===== INFORMATION SHOWN

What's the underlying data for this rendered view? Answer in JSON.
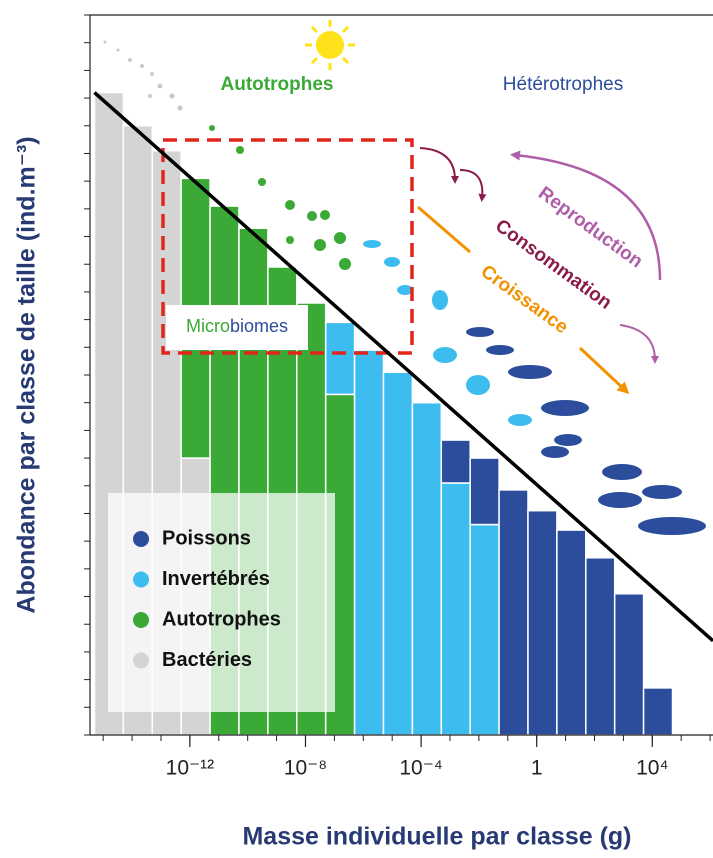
{
  "chart_data": {
    "type": "histogram",
    "x_label": "Masse individuelle par classe (g)",
    "y_label": "Abondance par classe de taille (ind.m⁻³)",
    "x_log": true,
    "xlim": [
      3.5e-16,
      1260000.0
    ],
    "ylim": [
      0,
      26
    ],
    "xticks": [
      {
        "value": 1e-12,
        "label": "10⁻¹²"
      },
      {
        "value": 1e-08,
        "label": "10⁻⁸"
      },
      {
        "value": 0.0001,
        "label": "10⁻⁴"
      },
      1,
      {
        "value": 10000,
        "label": "10⁴"
      }
    ],
    "bins": [
      5e-16,
      5e-15,
      5e-14,
      5e-13,
      5e-12,
      5e-11,
      5e-10,
      5e-09,
      5e-08,
      5e-07,
      5e-06,
      5e-05,
      0.0005,
      0.005,
      0.05,
      0.5,
      5,
      50,
      500,
      5000,
      50000
    ],
    "stacked": true,
    "legend": "lower left",
    "series": [
      {
        "name": "Bactéries",
        "color": "#d4d4d4",
        "values": [
          23.2,
          22.0,
          21.1,
          10,
          null,
          null,
          null,
          null,
          null,
          null,
          null,
          null,
          null,
          null,
          null,
          null,
          null,
          null,
          null,
          null
        ]
      },
      {
        "name": "Autotrophes",
        "color": "#3aa935",
        "values": [
          null,
          null,
          null,
          10.1,
          19.1,
          18.3,
          16.9,
          15.6,
          12.3,
          null,
          null,
          null,
          null,
          null,
          null,
          null,
          null,
          null,
          null,
          null
        ]
      },
      {
        "name": "Invertébrés",
        "color": "#3dbdef",
        "values": [
          null,
          null,
          null,
          null,
          null,
          null,
          null,
          null,
          2.6,
          13.9,
          13.1,
          12.0,
          9.1,
          7.6,
          null,
          null,
          null,
          null,
          null,
          null
        ]
      },
      {
        "name": "Poissons",
        "color": "#2c4c9c",
        "values": [
          null,
          null,
          null,
          null,
          null,
          null,
          null,
          null,
          null,
          null,
          null,
          null,
          1.55,
          2.4,
          8.85,
          8.1,
          7.4,
          6.4,
          5.1,
          1.7
        ]
      }
    ],
    "trend_line": {
      "x": [
        5e-16,
        1260000.0
      ],
      "y": [
        23.2,
        3.4
      ]
    },
    "annotations": {
      "autotrophes": "Autotrophes",
      "heterotrophes": "Hétérotrophes",
      "microbiomes": [
        "Micro",
        "biomes"
      ],
      "reproduction": "Reproduction",
      "consommation": "Consommation",
      "croissance": "Croissance"
    }
  }
}
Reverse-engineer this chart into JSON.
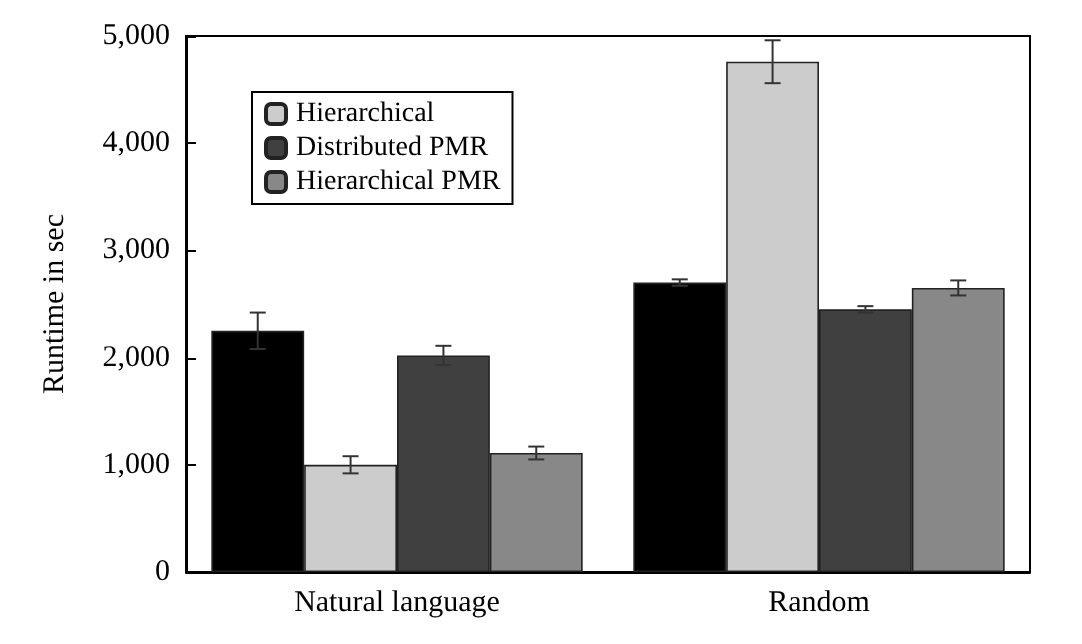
{
  "chart_data": {
    "type": "bar",
    "ylabel": "Runtime in sec",
    "categories": [
      "Natural language",
      "Random"
    ],
    "series": [
      {
        "color": "#000000",
        "values": [
          2250,
          2700
        ],
        "errors": [
          170,
          30
        ]
      },
      {
        "name": "Hierarchical",
        "color": "#cccccc",
        "values": [
          1000,
          4760
        ],
        "errors": [
          80,
          200
        ]
      },
      {
        "name": "Distributed PMR",
        "color": "#404040",
        "values": [
          2020,
          2450
        ],
        "errors": [
          90,
          30
        ]
      },
      {
        "name": "Hierarchical PMR",
        "color": "#888888",
        "values": [
          1110,
          2650
        ],
        "errors": [
          60,
          70
        ]
      }
    ],
    "ylim": [
      0,
      5000
    ],
    "yticks": [
      0,
      {
        "value": 1000,
        "label": "1,000"
      },
      {
        "value": 2000,
        "label": "2,000"
      },
      {
        "value": 3000,
        "label": "3,000"
      },
      {
        "value": 4000,
        "label": "4,000"
      },
      {
        "value": 5000,
        "label": "5,000"
      }
    ],
    "grid": false,
    "legend": "top left"
  }
}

==========

WRITTEN TASK: All of the data above should be transcribed verbatim, with pictures omitted.

WORKED ANSWER:
What's the underlying data for this rendered view? Answer in JSON.
{
  "chart_data": {
    "type": "histogram",
    "x_label": "Masse individuelle par classe (g)",
    "y_label": "Abondance par classe de taille (ind.m⁻³)",
    "x_log": true,
    "xlim": [
      3.5e-16,
      1260000.0
    ],
    "ylim": [
      0,
      26
    ],
    "xticks": [
      {
        "value": 1e-12,
        "label": "10⁻¹²"
      },
      {
        "value": 1e-08,
        "label": "10⁻⁸"
      },
      {
        "value": 0.0001,
        "label": "10⁻⁴"
      },
      1,
      {
        "value": 10000,
        "label": "10⁴"
      }
    ],
    "bins": [
      5e-16,
      5e-15,
      5e-14,
      5e-13,
      5e-12,
      5e-11,
      5e-10,
      5e-09,
      5e-08,
      5e-07,
      5e-06,
      5e-05,
      0.0005,
      0.005,
      0.05,
      0.5,
      5,
      50,
      500,
      5000,
      50000
    ],
    "stacked": true,
    "legend": "lower left",
    "series": [
      {
        "name": "Bactéries",
        "color": "#d4d4d4",
        "values": [
          23.2,
          22.0,
          21.1,
          10,
          null,
          null,
          null,
          null,
          null,
          null,
          null,
          null,
          null,
          null,
          null,
          null,
          null,
          null,
          null,
          null
        ]
      },
      {
        "name": "Autotrophes",
        "color": "#3aa935",
        "values": [
          null,
          null,
          null,
          10.1,
          19.1,
          18.3,
          16.9,
          15.6,
          12.3,
          null,
          null,
          null,
          null,
          null,
          null,
          null,
          null,
          null,
          null,
          null
        ]
      },
      {
        "name": "Invertébrés",
        "color": "#3dbdef",
        "values": [
          null,
          null,
          null,
          null,
          null,
          null,
          null,
          null,
          2.6,
          13.9,
          13.1,
          12.0,
          9.1,
          7.6,
          null,
          null,
          null,
          null,
          null,
          null
        ]
      },
      {
        "name": "Poissons",
        "color": "#2c4c9c",
        "values": [
          null,
          null,
          null,
          null,
          null,
          null,
          null,
          null,
          null,
          null,
          null,
          null,
          1.55,
          2.4,
          8.85,
          8.1,
          7.4,
          6.4,
          5.1,
          1.7
        ]
      }
    ],
    "trend_line": {
      "x": [
        5e-16,
        1260000.0
      ],
      "y": [
        23.2,
        3.4
      ]
    },
    "annotations": {
      "autotrophes": "Autotrophes",
      "heterotrophes": "Hétérotrophes",
      "microbiomes": [
        "Micro",
        "biomes"
      ],
      "reproduction": "Reproduction",
      "consommation": "Consommation",
      "croissance": "Croissance"
    }
  }
}
Reverse-engineer this chart into JSON.
{
  "chart_data": {
    "type": "bar",
    "ylabel": "Runtime in sec",
    "categories": [
      "Natural language",
      "Random"
    ],
    "series": [
      {
        "color": "#000000",
        "values": [
          2250,
          2700
        ],
        "errors": [
          170,
          30
        ]
      },
      {
        "name": "Hierarchical",
        "color": "#cccccc",
        "values": [
          1000,
          4760
        ],
        "errors": [
          80,
          200
        ]
      },
      {
        "name": "Distributed PMR",
        "color": "#404040",
        "values": [
          2020,
          2450
        ],
        "errors": [
          90,
          30
        ]
      },
      {
        "name": "Hierarchical PMR",
        "color": "#888888",
        "values": [
          1110,
          2650
        ],
        "errors": [
          60,
          70
        ]
      }
    ],
    "ylim": [
      0,
      5000
    ],
    "yticks": [
      0,
      {
        "value": 1000,
        "label": "1,000"
      },
      {
        "value": 2000,
        "label": "2,000"
      },
      {
        "value": 3000,
        "label": "3,000"
      },
      {
        "value": 4000,
        "label": "4,000"
      },
      {
        "value": 5000,
        "label": "5,000"
      }
    ],
    "grid": false,
    "legend": "top left"
  }
}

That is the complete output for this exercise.